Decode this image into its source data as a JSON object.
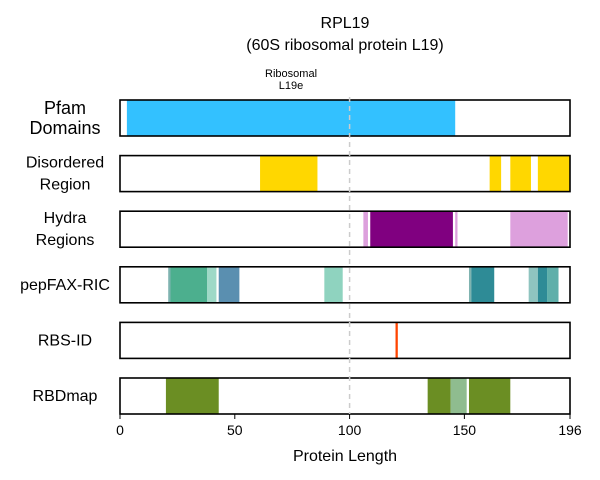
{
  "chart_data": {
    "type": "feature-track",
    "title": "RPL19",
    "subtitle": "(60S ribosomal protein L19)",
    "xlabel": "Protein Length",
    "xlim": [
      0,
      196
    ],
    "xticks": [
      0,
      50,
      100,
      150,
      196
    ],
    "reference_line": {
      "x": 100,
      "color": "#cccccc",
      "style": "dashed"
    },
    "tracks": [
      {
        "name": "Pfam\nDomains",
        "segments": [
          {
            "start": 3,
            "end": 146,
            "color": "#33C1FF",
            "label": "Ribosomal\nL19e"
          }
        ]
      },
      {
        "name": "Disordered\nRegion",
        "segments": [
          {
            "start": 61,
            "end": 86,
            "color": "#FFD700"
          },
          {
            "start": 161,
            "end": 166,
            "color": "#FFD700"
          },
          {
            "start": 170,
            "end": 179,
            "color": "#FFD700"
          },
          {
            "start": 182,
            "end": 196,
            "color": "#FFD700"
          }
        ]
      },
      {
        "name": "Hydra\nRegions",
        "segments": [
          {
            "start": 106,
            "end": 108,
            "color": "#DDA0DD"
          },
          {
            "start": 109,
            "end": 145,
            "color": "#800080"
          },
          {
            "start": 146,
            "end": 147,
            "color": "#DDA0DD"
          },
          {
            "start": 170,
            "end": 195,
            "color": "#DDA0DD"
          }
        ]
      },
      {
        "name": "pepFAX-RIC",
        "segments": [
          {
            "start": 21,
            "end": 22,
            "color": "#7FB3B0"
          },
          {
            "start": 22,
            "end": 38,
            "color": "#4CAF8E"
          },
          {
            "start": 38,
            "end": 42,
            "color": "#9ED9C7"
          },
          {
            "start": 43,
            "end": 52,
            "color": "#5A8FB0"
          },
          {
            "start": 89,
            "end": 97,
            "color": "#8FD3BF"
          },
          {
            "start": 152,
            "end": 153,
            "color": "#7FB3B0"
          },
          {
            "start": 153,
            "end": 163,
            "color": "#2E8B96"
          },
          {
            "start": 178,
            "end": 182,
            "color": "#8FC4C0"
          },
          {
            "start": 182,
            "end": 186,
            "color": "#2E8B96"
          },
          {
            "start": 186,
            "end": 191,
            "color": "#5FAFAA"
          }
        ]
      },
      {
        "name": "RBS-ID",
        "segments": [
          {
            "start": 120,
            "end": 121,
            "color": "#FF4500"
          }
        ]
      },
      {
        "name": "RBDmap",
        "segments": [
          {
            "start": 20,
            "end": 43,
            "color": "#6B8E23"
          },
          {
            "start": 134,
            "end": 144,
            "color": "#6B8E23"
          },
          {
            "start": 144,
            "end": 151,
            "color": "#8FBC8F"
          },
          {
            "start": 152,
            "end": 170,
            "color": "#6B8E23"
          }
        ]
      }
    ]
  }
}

WORK INSTRUCTION » Without the pictures, retype each line of the records above exactly.

OUTPUT FOR THIS TASK »
Decode this image into its source data as a JSON object.
{
  "chart_data": {
    "type": "feature-track",
    "title": "RPL19",
    "subtitle": "(60S ribosomal protein L19)",
    "xlabel": "Protein Length",
    "xlim": [
      0,
      196
    ],
    "xticks": [
      0,
      50,
      100,
      150,
      196
    ],
    "reference_line": {
      "x": 100,
      "color": "#cccccc",
      "style": "dashed"
    },
    "tracks": [
      {
        "name": "Pfam\nDomains",
        "segments": [
          {
            "start": 3,
            "end": 146,
            "color": "#33C1FF",
            "label": "Ribosomal\nL19e"
          }
        ]
      },
      {
        "name": "Disordered\nRegion",
        "segments": [
          {
            "start": 61,
            "end": 86,
            "color": "#FFD700"
          },
          {
            "start": 161,
            "end": 166,
            "color": "#FFD700"
          },
          {
            "start": 170,
            "end": 179,
            "color": "#FFD700"
          },
          {
            "start": 182,
            "end": 196,
            "color": "#FFD700"
          }
        ]
      },
      {
        "name": "Hydra\nRegions",
        "segments": [
          {
            "start": 106,
            "end": 108,
            "color": "#DDA0DD"
          },
          {
            "start": 109,
            "end": 145,
            "color": "#800080"
          },
          {
            "start": 146,
            "end": 147,
            "color": "#DDA0DD"
          },
          {
            "start": 170,
            "end": 195,
            "color": "#DDA0DD"
          }
        ]
      },
      {
        "name": "pepFAX-RIC",
        "segments": [
          {
            "start": 21,
            "end": 22,
            "color": "#7FB3B0"
          },
          {
            "start": 22,
            "end": 38,
            "color": "#4CAF8E"
          },
          {
            "start": 38,
            "end": 42,
            "color": "#9ED9C7"
          },
          {
            "start": 43,
            "end": 52,
            "color": "#5A8FB0"
          },
          {
            "start": 89,
            "end": 97,
            "color": "#8FD3BF"
          },
          {
            "start": 152,
            "end": 153,
            "color": "#7FB3B0"
          },
          {
            "start": 153,
            "end": 163,
            "color": "#2E8B96"
          },
          {
            "start": 178,
            "end": 182,
            "color": "#8FC4C0"
          },
          {
            "start": 182,
            "end": 186,
            "color": "#2E8B96"
          },
          {
            "start": 186,
            "end": 191,
            "color": "#5FAFAA"
          }
        ]
      },
      {
        "name": "RBS-ID",
        "segments": [
          {
            "start": 120,
            "end": 121,
            "color": "#FF4500"
          }
        ]
      },
      {
        "name": "RBDmap",
        "segments": [
          {
            "start": 20,
            "end": 43,
            "color": "#6B8E23"
          },
          {
            "start": 134,
            "end": 144,
            "color": "#6B8E23"
          },
          {
            "start": 144,
            "end": 151,
            "color": "#8FBC8F"
          },
          {
            "start": 152,
            "end": 170,
            "color": "#6B8E23"
          }
        ]
      }
    ]
  }
}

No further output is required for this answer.